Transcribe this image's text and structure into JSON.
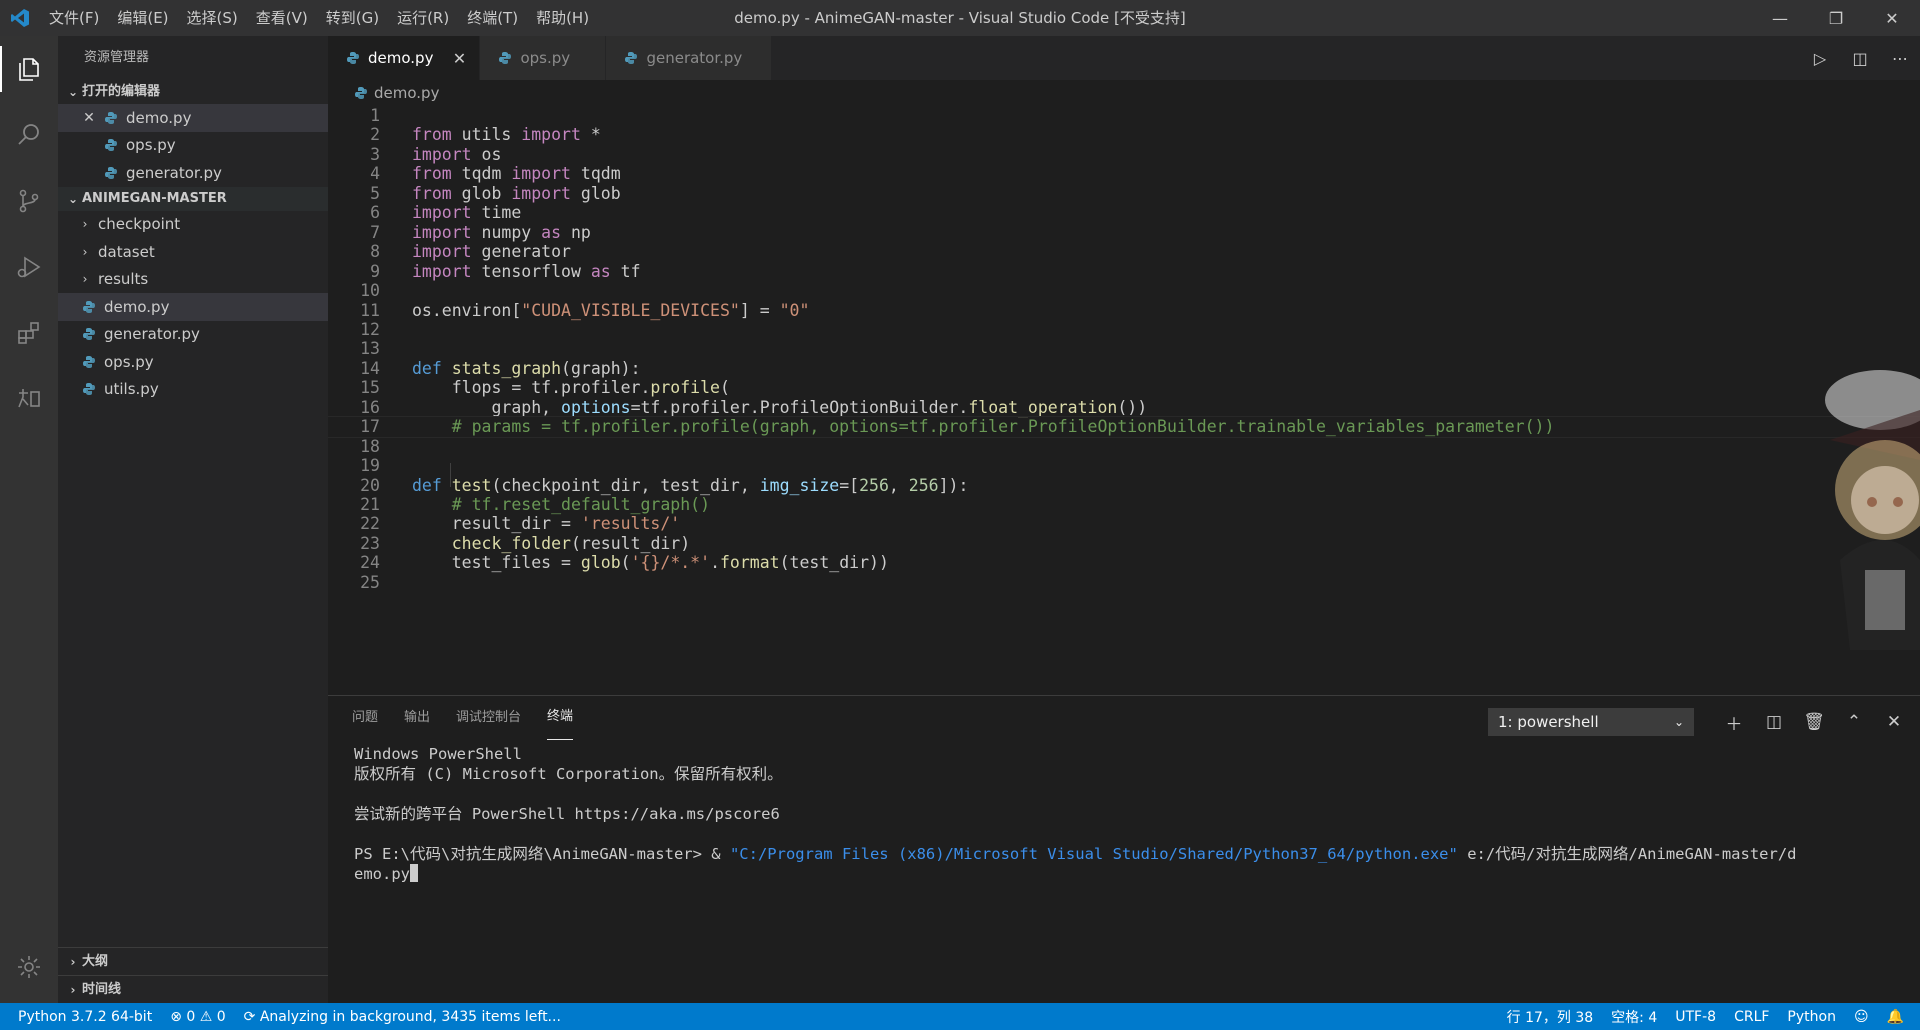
{
  "window": {
    "title": "demo.py - AnimeGAN-master - Visual Studio Code [不受支持]",
    "menu": [
      "文件(F)",
      "编辑(E)",
      "选择(S)",
      "查看(V)",
      "转到(G)",
      "运行(R)",
      "终端(T)",
      "帮助(H)"
    ]
  },
  "sidebar": {
    "title": "资源管理器",
    "open_editors_label": "打开的编辑器",
    "open_editors": [
      "demo.py",
      "ops.py",
      "generator.py"
    ],
    "project_label": "ANIMEGAN-MASTER",
    "folders": [
      "checkpoint",
      "dataset",
      "results"
    ],
    "files": [
      "demo.py",
      "generator.py",
      "ops.py",
      "utils.py"
    ],
    "outline_label": "大纲",
    "timeline_label": "时间线"
  },
  "tabs": [
    {
      "label": "demo.py"
    },
    {
      "label": "ops.py"
    },
    {
      "label": "generator.py"
    }
  ],
  "breadcrumb": "demo.py",
  "code_lines": [
    "",
    "from utils import *",
    "import os",
    "from tqdm import tqdm",
    "from glob import glob",
    "import time",
    "import numpy as np",
    "import generator",
    "import tensorflow as tf",
    "",
    "os.environ[\"CUDA_VISIBLE_DEVICES\"] = \"0\"",
    "",
    "",
    "def stats_graph(graph):",
    "    flops = tf.profiler.profile(",
    "        graph, options=tf.profiler.ProfileOptionBuilder.float_operation())",
    "    # params = tf.profiler.profile(graph, options=tf.profiler.ProfileOptionBuilder.trainable_variables_parameter())",
    "",
    "",
    "def test(checkpoint_dir, test_dir, img_size=[256, 256]):",
    "    # tf.reset_default_graph()",
    "    result_dir = 'results/'",
    "    check_folder(result_dir)",
    "    test_files = glob('{}/*.*'.format(test_dir))",
    ""
  ],
  "panel": {
    "tabs": [
      "问题",
      "输出",
      "调试控制台",
      "终端"
    ],
    "terminal_selector": "1: powershell",
    "terminal_lines": {
      "l1": "Windows PowerShell",
      "l2": "版权所有 (C) Microsoft Corporation。保留所有权利。",
      "l3": "尝试新的跨平台 PowerShell https://aka.ms/pscore6",
      "prompt": "PS E:\\代码\\对抗生成网络\\AnimeGAN-master> & ",
      "exe": "\"C:/Program Files (x86)/Microsoft Visual Studio/Shared/Python37_64/python.exe\"",
      "arg": " e:/代码/对抗生成网络/AnimeGAN-master/d",
      "arg2": "emo.py"
    }
  },
  "statusbar": {
    "python": "Python 3.7.2 64-bit",
    "errors": "0",
    "warnings": "0",
    "analysis": "Analyzing in background, 3435 items left...",
    "position": "行 17，列 38",
    "spaces": "空格: 4",
    "encoding": "UTF-8",
    "eol": "CRLF",
    "language": "Python"
  },
  "colors": {
    "accent": "#007acc",
    "keyword": "#c586c0",
    "def": "#569cd6",
    "function": "#dcdcaa",
    "string": "#ce9178",
    "comment": "#6a9955"
  }
}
***
* [STATED TASK]
Identify each line in the records above containing the word "options"; copy those lines.

* [FULL RESPONSE]
    "        graph, options=tf.profiler.ProfileOptionBuilder.float_operation())",
    "    # params = tf.profiler.profile(graph, options=tf.profiler.ProfileOptionBuilder.trainable_variables_parameter())",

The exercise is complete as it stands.